PROBLEM STATEMENT —
Find the lines of data that contain the string "with", then list them.

DATA TO PROCESS —
——

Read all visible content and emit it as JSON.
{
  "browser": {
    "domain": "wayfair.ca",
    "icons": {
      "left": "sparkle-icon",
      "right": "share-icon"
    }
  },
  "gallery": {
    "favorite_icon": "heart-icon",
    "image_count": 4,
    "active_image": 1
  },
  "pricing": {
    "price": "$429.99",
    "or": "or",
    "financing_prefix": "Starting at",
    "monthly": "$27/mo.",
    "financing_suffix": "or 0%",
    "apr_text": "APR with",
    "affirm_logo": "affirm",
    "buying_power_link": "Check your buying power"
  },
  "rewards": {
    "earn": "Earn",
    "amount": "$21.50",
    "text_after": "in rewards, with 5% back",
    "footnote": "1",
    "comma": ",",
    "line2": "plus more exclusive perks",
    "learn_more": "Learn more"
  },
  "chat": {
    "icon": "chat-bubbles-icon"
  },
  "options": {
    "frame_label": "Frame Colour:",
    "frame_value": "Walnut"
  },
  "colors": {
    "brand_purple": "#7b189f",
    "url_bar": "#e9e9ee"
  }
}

——

RESPONSE —
    "apr_text": "APR with",
    "text_after": "in rewards, with 5% back",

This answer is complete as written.